Given records:
================================

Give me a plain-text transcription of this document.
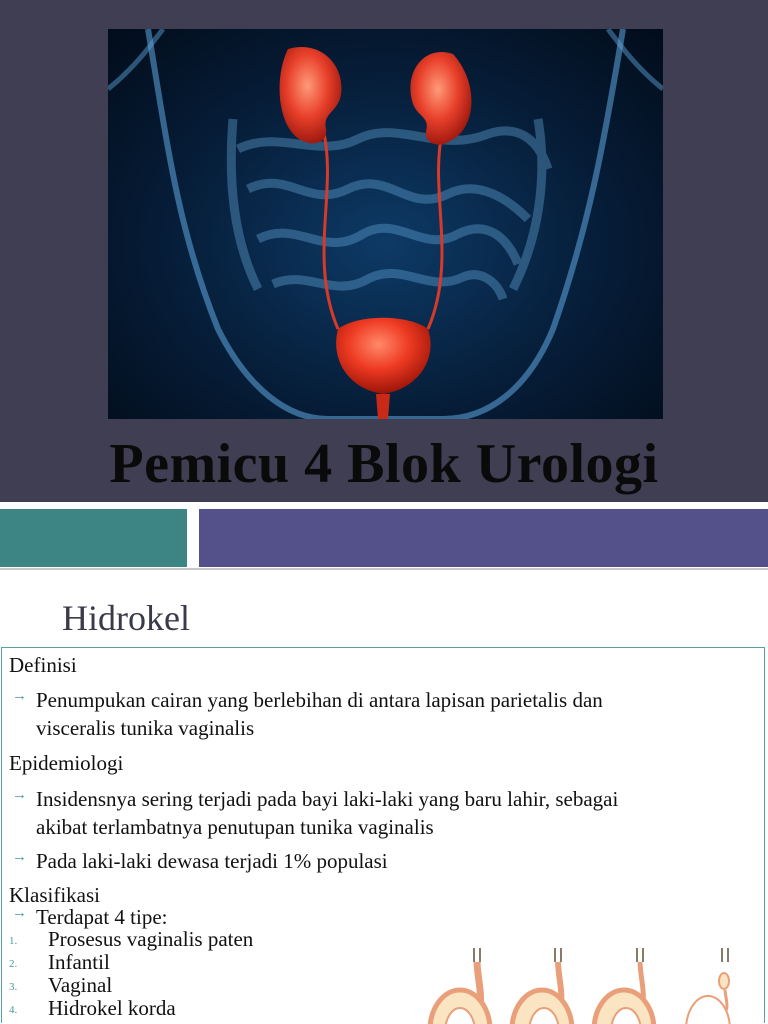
Pemicu 4 Blok Urologi
Hidrokel
Definisi
→ Penumpukan cairan yang berlebihan di antara lapisan parietalis dan
visceralis tunika vaginalis
Epidemiologi
→ Insidensnya sering terjadi pada bayi laki-laki yang baru lahir, sebagai
akibat terlambatnya penutupan tunika vaginalis
→ Pada laki-laki dewasa terjadi 1% populasi
Klasifikasi
→ Terdapat 4 tipe:
1. Prosesus vaginalis paten
2. Infantil
3. Vaginal
4. Hidrokel korda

================================

Aim of the task:
Return the lines of the records that include the string "yang".

Correct output:
→ Penumpukan cairan yang berlebihan di antara lapisan parietalis dan
→ Insidensnya sering terjadi pada bayi laki-laki yang baru lahir, sebagai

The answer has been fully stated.